Saved entries
—————
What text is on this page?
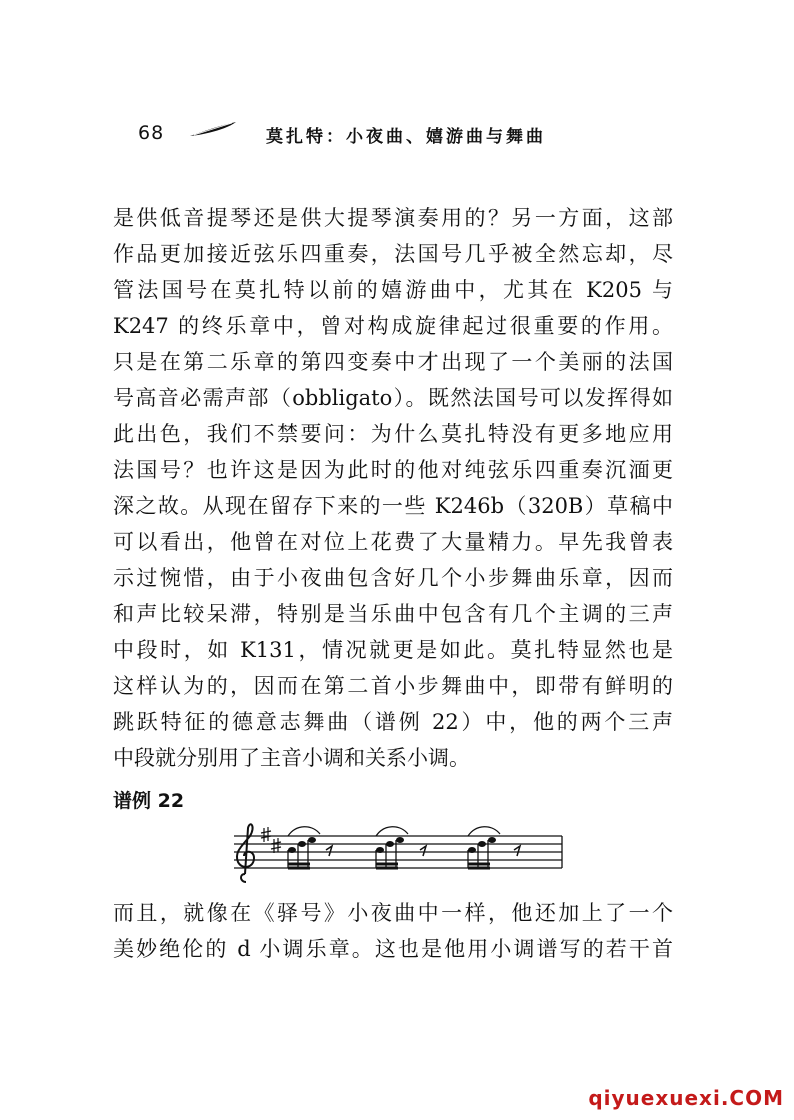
68	莫扎特：小夜曲、嬉游曲与舞曲

是供低音提琴还是供大提琴演奏用的？另一方面，这部
作品更加接近弦乐四重奏，法国号几乎被全然忘却，尽
管法国号在莫扎特以前的嬉游曲中，尤其在 K205 与
K247 的终乐章中，曾对构成旋律起过很重要的作用。
只是在第二乐章的第四变奏中才出现了一个美丽的法国
号高音必需声部（obbligato）。既然法国号可以发挥得如
此出色，我们不禁要问：为什么莫扎特没有更多地应用
法国号？也许这是因为此时的他对纯弦乐四重奏沉湎更
深之故。从现在留存下来的一些 K246b（320B）草稿中
可以看出，他曾在对位上花费了大量精力。早先我曾表
示过惋惜，由于小夜曲包含好几个小步舞曲乐章，因而
和声比较呆滞，特别是当乐曲中包含有几个主调的三声
中段时，如 K131，情况就更是如此。莫扎特显然也是
这样认为的，因而在第二首小步舞曲中，即带有鲜明的
跳跃特征的德意志舞曲（谱例 22）中，他的两个三声
中段就分别用了主音小调和关系小调。

谱例 22

而且，就像在《驿号》小夜曲中一样，他还加上了一个
美妙绝伦的 d 小调乐章。这也是他用小调谱写的若干首

qiyuexuexi.COM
—————
> [To do] Omit every picture, then reproduce the rest of the listing exactly.

> [The answer]
What text is on this page?
68	莫扎特：小夜曲、嬉游曲与舞曲

是供低音提琴还是供大提琴演奏用的？另一方面，这部
作品更加接近弦乐四重奏，法国号几乎被全然忘却，尽
管法国号在莫扎特以前的嬉游曲中，尤其在 K205 与
K247 的终乐章中，曾对构成旋律起过很重要的作用。
只是在第二乐章的第四变奏中才出现了一个美丽的法国
号高音必需声部（obbligato）。既然法国号可以发挥得如
此出色，我们不禁要问：为什么莫扎特没有更多地应用
法国号？也许这是因为此时的他对纯弦乐四重奏沉湎更
深之故。从现在留存下来的一些 K246b（320B）草稿中
可以看出，他曾在对位上花费了大量精力。早先我曾表
示过惋惜，由于小夜曲包含好几个小步舞曲乐章，因而
和声比较呆滞，特别是当乐曲中包含有几个主调的三声
中段时，如 K131，情况就更是如此。莫扎特显然也是
这样认为的，因而在第二首小步舞曲中，即带有鲜明的
跳跃特征的德意志舞曲（谱例 22）中，他的两个三声
中段就分别用了主音小调和关系小调。

谱例 22

而且，就像在《驿号》小夜曲中一样，他还加上了一个
美妙绝伦的 d 小调乐章。这也是他用小调谱写的若干首

qiyuexuexi.COM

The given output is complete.